Hunt for the word "formulations" across the entries below, copying each line that holds it.

- **LISTING**
——
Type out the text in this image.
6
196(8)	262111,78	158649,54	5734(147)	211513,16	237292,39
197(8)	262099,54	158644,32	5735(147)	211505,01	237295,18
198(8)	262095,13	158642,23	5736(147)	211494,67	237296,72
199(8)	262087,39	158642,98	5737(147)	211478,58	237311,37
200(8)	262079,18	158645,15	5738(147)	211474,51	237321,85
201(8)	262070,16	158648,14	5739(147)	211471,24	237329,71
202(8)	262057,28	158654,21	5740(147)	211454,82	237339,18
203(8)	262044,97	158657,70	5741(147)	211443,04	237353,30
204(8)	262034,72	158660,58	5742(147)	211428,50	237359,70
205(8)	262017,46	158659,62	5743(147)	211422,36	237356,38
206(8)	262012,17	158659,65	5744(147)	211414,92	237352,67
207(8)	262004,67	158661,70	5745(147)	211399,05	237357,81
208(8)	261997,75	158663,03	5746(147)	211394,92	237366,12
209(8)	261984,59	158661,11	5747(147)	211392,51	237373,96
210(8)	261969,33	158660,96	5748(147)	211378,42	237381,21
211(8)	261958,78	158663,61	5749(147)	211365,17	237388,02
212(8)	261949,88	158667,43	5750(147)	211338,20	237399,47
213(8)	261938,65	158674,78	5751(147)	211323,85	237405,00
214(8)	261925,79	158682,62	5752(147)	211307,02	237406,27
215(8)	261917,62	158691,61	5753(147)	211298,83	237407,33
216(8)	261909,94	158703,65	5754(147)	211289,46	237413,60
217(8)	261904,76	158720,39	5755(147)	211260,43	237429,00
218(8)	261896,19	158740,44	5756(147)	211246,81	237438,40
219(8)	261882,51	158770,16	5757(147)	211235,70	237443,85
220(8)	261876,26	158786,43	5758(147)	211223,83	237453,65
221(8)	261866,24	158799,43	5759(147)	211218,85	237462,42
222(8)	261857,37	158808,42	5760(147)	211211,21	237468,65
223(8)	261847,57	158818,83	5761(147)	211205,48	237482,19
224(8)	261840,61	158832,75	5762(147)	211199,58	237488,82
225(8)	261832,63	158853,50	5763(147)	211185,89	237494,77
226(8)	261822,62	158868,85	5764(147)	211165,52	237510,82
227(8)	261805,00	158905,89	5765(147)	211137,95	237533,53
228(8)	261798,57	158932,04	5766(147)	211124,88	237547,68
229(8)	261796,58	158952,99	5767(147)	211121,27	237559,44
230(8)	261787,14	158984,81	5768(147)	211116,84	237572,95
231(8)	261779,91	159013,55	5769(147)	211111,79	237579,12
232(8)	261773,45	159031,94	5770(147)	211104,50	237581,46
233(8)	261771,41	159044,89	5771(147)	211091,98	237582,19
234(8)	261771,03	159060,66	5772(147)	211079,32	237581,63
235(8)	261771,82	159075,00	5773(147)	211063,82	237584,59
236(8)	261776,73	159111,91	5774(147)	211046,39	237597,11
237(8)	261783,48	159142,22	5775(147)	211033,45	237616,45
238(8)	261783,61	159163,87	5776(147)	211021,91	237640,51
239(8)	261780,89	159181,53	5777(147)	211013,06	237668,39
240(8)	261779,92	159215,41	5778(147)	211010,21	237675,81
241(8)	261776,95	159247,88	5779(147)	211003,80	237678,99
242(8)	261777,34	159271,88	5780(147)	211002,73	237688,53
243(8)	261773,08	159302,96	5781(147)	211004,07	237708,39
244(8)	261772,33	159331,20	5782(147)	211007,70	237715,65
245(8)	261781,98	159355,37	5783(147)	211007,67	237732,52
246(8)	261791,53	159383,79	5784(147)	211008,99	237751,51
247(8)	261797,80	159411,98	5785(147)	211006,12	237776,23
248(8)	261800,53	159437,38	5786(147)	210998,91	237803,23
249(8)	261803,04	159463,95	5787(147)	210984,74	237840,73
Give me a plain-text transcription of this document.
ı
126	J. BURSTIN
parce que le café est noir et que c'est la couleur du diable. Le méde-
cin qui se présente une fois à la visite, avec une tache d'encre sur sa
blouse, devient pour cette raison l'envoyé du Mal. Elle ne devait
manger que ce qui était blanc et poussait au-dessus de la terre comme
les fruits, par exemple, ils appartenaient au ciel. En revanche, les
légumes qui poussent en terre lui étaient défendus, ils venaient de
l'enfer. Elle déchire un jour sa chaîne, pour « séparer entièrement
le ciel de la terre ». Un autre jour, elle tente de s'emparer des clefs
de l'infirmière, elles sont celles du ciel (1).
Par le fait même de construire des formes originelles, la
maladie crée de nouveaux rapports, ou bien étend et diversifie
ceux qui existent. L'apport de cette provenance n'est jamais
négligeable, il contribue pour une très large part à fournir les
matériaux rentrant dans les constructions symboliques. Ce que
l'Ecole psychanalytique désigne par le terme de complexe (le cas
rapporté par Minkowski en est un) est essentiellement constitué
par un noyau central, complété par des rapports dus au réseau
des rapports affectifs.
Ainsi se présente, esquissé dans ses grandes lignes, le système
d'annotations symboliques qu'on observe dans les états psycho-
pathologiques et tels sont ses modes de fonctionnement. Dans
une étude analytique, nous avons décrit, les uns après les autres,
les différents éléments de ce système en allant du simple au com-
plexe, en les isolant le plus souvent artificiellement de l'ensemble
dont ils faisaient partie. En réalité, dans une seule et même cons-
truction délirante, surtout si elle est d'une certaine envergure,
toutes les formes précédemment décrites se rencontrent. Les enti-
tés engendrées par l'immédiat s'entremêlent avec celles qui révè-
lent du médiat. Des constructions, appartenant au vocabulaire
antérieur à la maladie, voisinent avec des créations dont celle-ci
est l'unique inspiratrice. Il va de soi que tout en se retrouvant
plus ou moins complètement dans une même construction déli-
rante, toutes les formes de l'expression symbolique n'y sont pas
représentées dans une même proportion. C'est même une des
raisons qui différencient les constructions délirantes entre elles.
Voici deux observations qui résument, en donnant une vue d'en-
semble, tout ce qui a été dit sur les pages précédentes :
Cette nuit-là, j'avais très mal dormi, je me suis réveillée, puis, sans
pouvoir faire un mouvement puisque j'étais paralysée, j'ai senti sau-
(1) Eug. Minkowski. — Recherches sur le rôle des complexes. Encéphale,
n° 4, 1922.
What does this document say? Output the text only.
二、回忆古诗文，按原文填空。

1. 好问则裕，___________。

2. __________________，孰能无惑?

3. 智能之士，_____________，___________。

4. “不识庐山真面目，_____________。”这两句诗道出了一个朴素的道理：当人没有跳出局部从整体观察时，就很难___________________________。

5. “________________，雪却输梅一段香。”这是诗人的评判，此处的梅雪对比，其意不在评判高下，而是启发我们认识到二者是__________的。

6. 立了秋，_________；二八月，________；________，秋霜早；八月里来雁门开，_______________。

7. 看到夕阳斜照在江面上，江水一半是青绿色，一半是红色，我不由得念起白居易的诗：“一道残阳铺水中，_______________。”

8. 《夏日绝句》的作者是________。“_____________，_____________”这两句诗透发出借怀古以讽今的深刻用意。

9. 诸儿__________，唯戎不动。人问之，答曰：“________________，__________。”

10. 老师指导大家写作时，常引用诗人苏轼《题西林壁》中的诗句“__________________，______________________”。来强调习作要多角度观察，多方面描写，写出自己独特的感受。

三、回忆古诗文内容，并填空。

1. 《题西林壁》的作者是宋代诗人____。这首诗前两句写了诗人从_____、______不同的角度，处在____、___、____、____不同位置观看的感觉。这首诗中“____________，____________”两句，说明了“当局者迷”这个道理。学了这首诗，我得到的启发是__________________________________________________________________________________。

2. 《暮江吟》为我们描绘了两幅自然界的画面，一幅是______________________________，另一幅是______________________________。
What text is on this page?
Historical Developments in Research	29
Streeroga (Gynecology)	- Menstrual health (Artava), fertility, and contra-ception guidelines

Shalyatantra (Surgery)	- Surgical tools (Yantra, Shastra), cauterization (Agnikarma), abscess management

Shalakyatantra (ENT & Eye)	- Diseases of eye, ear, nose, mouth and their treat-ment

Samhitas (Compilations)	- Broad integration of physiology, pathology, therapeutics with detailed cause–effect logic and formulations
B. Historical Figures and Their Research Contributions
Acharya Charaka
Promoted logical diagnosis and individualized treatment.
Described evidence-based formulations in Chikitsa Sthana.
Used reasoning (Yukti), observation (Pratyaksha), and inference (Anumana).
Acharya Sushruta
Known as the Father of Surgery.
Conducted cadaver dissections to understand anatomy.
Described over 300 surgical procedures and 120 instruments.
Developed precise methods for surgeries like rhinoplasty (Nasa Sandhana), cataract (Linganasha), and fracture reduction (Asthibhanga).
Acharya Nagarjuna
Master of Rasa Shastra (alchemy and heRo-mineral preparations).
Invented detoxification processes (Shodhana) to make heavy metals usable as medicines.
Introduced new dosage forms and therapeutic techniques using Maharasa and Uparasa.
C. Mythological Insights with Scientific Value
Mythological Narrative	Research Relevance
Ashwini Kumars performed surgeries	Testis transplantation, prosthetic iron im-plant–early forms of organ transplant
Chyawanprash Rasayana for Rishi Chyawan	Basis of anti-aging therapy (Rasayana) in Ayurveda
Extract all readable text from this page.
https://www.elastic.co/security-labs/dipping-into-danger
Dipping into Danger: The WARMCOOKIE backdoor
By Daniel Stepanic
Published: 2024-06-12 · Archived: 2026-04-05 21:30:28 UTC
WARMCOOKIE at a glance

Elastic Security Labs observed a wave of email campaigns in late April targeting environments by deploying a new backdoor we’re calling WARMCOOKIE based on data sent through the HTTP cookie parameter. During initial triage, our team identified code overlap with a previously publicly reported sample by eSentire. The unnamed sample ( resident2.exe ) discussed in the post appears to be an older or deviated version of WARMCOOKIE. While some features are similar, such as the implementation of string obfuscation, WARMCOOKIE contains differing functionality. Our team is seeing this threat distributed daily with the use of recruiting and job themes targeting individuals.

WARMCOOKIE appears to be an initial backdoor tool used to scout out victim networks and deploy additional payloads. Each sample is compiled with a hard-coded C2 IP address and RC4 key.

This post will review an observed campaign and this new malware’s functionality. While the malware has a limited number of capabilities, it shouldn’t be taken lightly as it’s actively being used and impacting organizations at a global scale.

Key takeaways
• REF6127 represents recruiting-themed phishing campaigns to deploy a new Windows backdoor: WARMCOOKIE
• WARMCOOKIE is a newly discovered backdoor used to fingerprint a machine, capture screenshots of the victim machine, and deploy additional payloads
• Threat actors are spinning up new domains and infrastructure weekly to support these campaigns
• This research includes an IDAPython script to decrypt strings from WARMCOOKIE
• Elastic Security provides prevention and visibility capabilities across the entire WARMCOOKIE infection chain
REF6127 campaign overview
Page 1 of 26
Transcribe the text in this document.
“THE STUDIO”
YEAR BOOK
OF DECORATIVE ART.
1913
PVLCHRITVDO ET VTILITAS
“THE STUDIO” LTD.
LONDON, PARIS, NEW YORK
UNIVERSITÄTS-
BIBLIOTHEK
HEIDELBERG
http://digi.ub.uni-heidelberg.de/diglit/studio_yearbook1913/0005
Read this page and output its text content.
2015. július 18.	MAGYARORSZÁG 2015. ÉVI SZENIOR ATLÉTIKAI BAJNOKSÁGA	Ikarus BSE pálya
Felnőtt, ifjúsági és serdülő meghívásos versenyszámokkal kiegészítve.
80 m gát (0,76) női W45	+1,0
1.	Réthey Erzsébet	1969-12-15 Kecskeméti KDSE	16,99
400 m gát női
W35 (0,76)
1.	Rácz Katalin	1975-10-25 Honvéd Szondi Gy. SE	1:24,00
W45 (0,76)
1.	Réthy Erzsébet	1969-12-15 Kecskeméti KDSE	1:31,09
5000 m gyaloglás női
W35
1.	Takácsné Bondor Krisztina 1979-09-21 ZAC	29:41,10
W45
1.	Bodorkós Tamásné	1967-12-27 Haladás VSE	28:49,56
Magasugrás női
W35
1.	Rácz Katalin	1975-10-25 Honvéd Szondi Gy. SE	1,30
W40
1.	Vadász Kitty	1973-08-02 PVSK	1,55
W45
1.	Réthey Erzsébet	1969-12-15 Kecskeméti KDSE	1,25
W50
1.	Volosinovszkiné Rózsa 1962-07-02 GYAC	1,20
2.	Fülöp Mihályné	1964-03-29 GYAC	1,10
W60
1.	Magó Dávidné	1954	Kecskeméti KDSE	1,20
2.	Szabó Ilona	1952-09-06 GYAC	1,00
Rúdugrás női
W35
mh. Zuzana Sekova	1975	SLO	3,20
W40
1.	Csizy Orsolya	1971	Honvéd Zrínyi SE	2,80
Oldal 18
——
- **EXPECTED ANSWER**
Samhitas (Compilations)	- Broad integration of physiology, pathology, therapeutics with detailed cause–effect logic and formulations
Described evidence-based formulations in Chikitsa Sthana.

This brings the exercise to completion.